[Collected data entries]
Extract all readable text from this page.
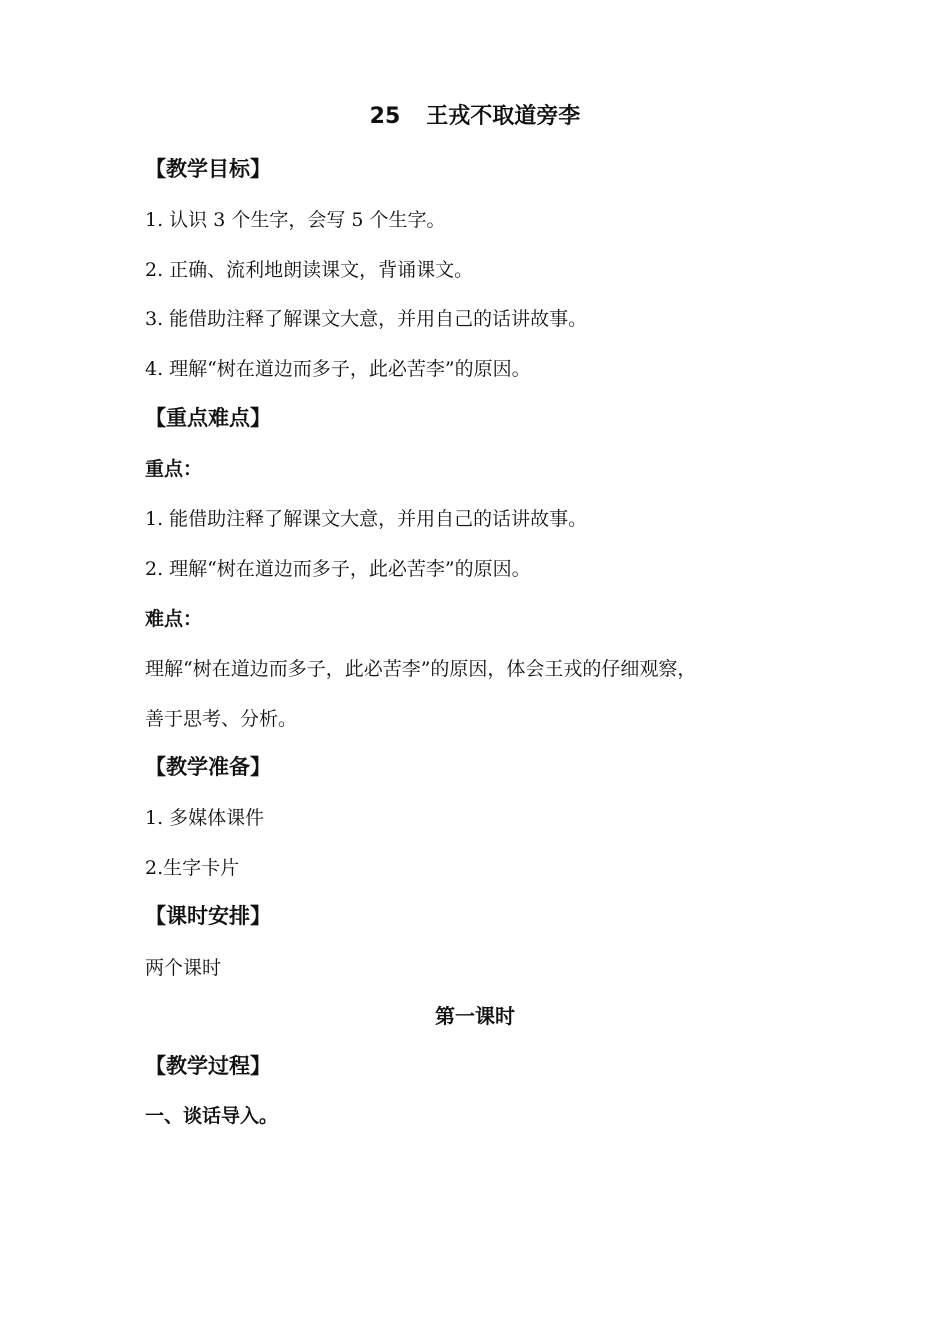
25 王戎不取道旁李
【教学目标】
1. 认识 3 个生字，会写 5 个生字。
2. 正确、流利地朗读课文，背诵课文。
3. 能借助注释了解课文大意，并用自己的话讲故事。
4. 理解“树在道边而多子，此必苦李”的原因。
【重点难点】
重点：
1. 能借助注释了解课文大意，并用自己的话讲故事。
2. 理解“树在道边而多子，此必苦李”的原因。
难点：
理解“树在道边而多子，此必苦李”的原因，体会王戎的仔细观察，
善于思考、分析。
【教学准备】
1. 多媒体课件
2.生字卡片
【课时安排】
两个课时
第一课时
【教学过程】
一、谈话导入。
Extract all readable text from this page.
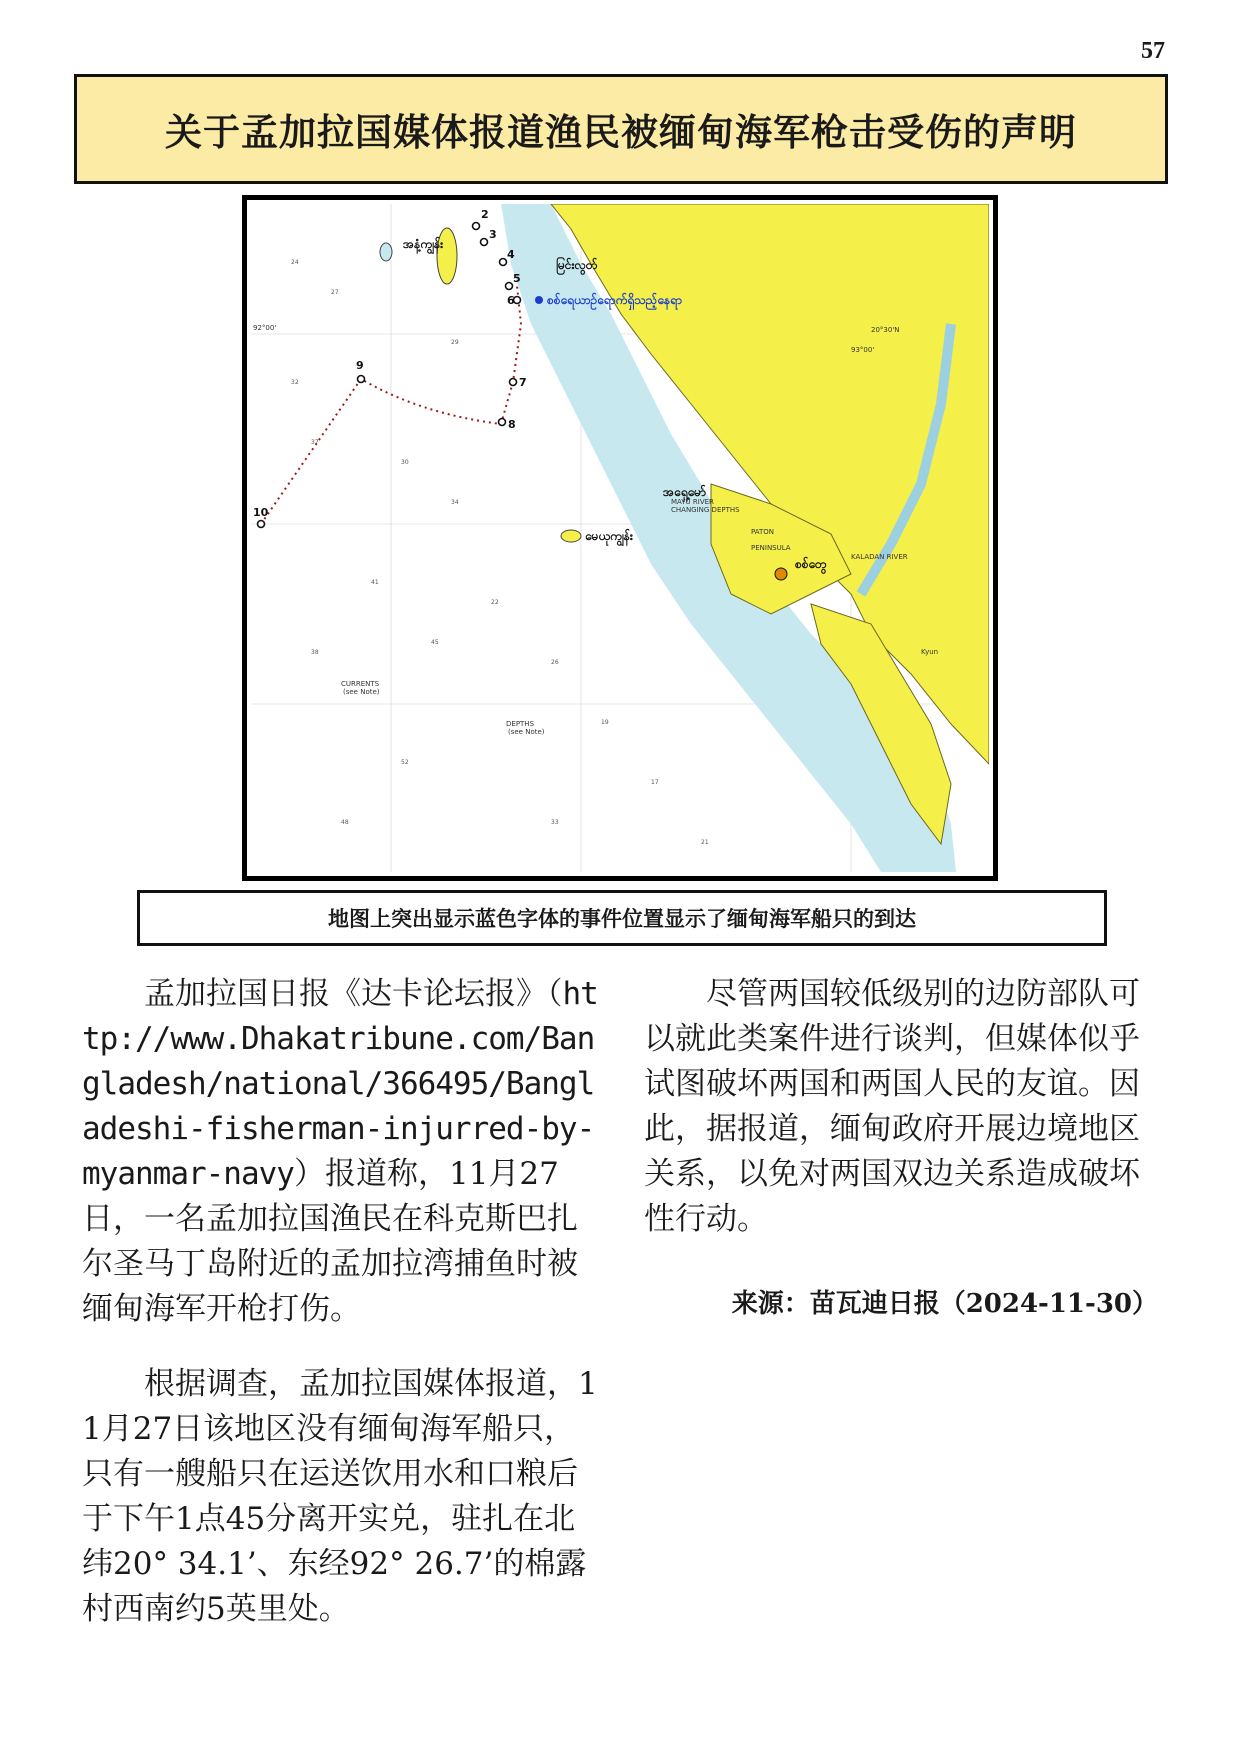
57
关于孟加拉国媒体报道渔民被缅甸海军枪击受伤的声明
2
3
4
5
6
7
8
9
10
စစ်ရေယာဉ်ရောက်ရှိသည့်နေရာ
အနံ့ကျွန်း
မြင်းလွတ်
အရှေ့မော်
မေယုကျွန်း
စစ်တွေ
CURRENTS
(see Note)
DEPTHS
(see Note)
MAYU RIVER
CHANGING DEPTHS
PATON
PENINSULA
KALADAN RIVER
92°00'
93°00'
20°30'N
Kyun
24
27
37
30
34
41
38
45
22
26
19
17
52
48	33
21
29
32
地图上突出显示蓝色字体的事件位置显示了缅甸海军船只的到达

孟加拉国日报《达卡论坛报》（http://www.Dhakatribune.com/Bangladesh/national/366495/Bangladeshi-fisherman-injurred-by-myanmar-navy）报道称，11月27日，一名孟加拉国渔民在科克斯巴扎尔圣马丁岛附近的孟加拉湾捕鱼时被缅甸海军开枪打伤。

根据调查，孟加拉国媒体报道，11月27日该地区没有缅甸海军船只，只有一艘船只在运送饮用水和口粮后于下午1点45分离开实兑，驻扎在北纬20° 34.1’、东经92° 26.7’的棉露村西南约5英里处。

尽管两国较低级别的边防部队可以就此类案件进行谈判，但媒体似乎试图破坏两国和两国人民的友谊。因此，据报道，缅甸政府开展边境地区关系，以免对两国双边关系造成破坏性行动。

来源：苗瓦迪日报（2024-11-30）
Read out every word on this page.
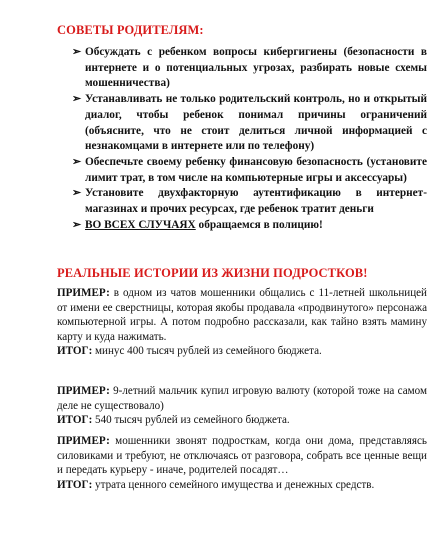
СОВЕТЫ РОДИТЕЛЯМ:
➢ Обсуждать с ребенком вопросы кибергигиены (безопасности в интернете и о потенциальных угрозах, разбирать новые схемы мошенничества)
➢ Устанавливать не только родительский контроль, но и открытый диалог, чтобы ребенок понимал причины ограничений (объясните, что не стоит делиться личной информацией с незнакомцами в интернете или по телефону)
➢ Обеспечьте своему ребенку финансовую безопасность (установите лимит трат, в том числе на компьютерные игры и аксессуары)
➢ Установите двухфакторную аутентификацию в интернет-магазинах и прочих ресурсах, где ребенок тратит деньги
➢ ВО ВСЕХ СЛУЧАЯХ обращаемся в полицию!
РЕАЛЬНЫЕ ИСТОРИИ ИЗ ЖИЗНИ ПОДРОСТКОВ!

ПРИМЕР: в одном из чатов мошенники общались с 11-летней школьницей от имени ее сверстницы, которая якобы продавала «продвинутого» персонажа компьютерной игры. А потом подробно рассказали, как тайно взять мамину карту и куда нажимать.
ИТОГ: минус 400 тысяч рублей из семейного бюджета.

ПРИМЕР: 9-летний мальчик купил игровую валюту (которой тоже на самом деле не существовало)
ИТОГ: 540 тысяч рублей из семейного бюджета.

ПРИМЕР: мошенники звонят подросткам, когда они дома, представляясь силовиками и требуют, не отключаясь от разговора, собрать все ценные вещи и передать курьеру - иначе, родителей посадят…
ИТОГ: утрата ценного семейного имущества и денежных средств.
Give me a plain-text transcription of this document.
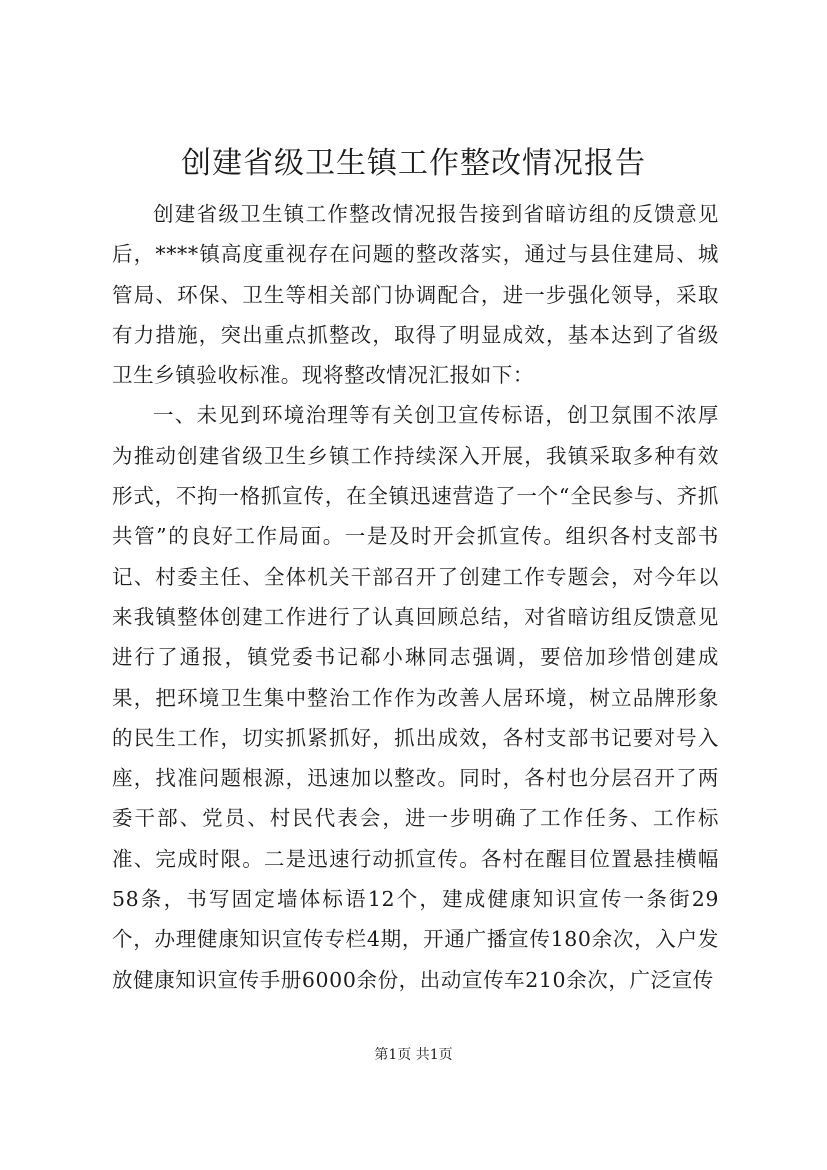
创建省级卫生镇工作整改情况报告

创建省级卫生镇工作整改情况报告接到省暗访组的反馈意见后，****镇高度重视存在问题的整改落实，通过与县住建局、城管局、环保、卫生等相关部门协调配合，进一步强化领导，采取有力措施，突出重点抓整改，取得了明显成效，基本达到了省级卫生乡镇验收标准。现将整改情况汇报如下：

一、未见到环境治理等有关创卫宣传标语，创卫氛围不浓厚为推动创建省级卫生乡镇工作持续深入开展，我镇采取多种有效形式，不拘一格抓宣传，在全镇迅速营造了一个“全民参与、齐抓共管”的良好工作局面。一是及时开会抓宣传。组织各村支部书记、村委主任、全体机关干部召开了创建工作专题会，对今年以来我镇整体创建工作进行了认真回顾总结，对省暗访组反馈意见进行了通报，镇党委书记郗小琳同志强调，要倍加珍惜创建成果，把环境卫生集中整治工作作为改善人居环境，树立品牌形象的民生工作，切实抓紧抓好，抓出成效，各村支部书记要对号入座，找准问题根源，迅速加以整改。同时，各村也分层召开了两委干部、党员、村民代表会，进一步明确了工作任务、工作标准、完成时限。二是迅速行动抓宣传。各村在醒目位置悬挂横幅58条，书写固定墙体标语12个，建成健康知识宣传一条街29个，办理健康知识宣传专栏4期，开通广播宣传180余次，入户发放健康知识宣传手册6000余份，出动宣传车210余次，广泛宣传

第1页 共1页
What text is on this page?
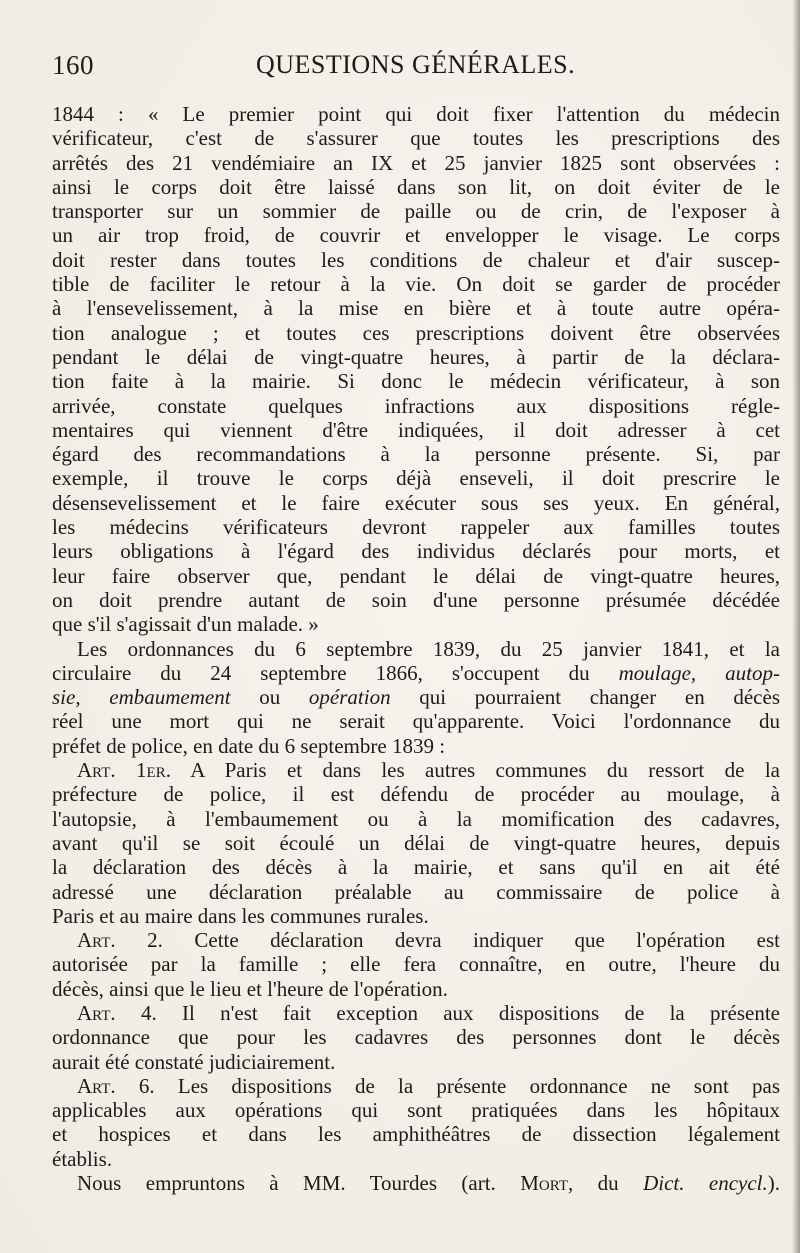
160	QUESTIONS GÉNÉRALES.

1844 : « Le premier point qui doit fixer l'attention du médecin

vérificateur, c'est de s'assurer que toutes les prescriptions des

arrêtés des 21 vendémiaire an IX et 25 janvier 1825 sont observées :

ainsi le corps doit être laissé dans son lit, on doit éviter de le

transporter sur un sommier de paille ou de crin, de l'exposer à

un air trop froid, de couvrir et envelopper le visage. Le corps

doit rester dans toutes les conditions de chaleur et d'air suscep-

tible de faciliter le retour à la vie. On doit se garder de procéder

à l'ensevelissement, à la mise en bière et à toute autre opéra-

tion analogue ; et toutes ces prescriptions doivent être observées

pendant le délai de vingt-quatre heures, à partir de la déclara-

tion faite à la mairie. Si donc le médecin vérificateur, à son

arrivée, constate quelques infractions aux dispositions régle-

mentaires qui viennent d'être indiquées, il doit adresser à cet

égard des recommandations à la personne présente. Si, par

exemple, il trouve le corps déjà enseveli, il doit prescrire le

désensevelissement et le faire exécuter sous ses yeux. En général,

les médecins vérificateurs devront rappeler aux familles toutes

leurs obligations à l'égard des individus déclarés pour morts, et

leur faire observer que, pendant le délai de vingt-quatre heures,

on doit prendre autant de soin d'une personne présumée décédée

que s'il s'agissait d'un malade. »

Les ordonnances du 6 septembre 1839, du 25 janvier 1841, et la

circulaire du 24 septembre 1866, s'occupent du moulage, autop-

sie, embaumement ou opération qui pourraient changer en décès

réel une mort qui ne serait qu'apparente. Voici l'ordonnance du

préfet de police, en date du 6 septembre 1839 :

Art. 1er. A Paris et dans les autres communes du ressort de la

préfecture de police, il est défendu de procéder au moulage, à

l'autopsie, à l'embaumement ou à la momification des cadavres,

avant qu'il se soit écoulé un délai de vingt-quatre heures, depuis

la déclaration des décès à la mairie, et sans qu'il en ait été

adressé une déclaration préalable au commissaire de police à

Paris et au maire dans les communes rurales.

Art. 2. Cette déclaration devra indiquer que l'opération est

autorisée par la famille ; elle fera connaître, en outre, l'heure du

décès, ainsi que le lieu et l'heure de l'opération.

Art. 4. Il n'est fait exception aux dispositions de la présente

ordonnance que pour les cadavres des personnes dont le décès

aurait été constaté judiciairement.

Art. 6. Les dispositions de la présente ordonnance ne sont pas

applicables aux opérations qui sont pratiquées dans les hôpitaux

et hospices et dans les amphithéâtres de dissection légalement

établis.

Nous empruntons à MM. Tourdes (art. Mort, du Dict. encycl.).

→ WHAT YOU SHOULD DO
Count how many lines hold the string "prescriptions" and give that number alone.

→ FINISHED TASK
2